Dataset excerpt:
- - - -
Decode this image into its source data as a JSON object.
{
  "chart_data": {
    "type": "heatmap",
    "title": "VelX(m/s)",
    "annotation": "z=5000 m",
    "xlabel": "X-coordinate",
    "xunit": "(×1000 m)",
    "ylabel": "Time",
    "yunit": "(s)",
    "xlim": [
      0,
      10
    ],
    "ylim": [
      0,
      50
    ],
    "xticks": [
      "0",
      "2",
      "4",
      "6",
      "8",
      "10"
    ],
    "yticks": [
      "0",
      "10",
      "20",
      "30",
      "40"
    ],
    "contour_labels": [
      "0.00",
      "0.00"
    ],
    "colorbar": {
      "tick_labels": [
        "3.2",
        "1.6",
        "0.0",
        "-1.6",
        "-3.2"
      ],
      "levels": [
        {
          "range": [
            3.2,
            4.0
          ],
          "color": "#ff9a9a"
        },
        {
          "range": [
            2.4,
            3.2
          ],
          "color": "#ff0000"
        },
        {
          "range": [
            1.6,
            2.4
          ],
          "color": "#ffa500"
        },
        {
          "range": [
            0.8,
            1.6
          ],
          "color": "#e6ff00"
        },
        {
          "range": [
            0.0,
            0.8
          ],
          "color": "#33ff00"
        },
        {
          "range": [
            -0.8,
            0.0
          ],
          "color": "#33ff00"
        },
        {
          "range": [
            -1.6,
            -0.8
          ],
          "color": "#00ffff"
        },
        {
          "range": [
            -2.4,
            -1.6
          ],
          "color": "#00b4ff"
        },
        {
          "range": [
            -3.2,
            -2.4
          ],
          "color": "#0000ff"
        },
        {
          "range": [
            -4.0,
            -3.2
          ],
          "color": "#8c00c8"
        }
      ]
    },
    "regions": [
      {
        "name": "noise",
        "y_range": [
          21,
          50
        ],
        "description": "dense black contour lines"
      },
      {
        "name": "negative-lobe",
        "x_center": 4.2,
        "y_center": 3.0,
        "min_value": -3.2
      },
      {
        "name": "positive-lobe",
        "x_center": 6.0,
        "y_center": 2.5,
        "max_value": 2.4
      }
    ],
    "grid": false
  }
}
- - - -
Exercise task: Using the data above, print every record exactly as shown.

Problem solution:
Decode this image into its source data as a JSON object.
{
  "chart_data": {
    "type": "heatmap",
    "title": "VelX(m/s)",
    "annotation": "z=5000 m",
    "xlabel": "X-coordinate",
    "xunit": "(×1000 m)",
    "ylabel": "Time",
    "yunit": "(s)",
    "xlim": [
      0,
      10
    ],
    "ylim": [
      0,
      50
    ],
    "xticks": [
      "0",
      "2",
      "4",
      "6",
      "8",
      "10"
    ],
    "yticks": [
      "0",
      "10",
      "20",
      "30",
      "40"
    ],
    "contour_labels": [
      "0.00",
      "0.00"
    ],
    "colorbar": {
      "tick_labels": [
        "3.2",
        "1.6",
        "0.0",
        "-1.6",
        "-3.2"
      ],
      "levels": [
        {
          "range": [
            3.2,
            4.0
          ],
          "color": "#ff9a9a"
        },
        {
          "range": [
            2.4,
            3.2
          ],
          "color": "#ff0000"
        },
        {
          "range": [
            1.6,
            2.4
          ],
          "color": "#ffa500"
        },
        {
          "range": [
            0.8,
            1.6
          ],
          "color": "#e6ff00"
        },
        {
          "range": [
            0.0,
            0.8
          ],
          "color": "#33ff00"
        },
        {
          "range": [
            -0.8,
            0.0
          ],
          "color": "#33ff00"
        },
        {
          "range": [
            -1.6,
            -0.8
          ],
          "color": "#00ffff"
        },
        {
          "range": [
            -2.4,
            -1.6
          ],
          "color": "#00b4ff"
        },
        {
          "range": [
            -3.2,
            -2.4
          ],
          "color": "#0000ff"
        },
        {
          "range": [
            -4.0,
            -3.2
          ],
          "color": "#8c00c8"
        }
      ]
    },
    "regions": [
      {
        "name": "noise",
        "y_range": [
          21,
          50
        ],
        "description": "dense black contour lines"
      },
      {
        "name": "negative-lobe",
        "x_center": 4.2,
        "y_center": 3.0,
        "min_value": -3.2
      },
      {
        "name": "positive-lobe",
        "x_center": 6.0,
        "y_center": 2.5,
        "max_value": 2.4
      }
    ],
    "grid": false
  }
}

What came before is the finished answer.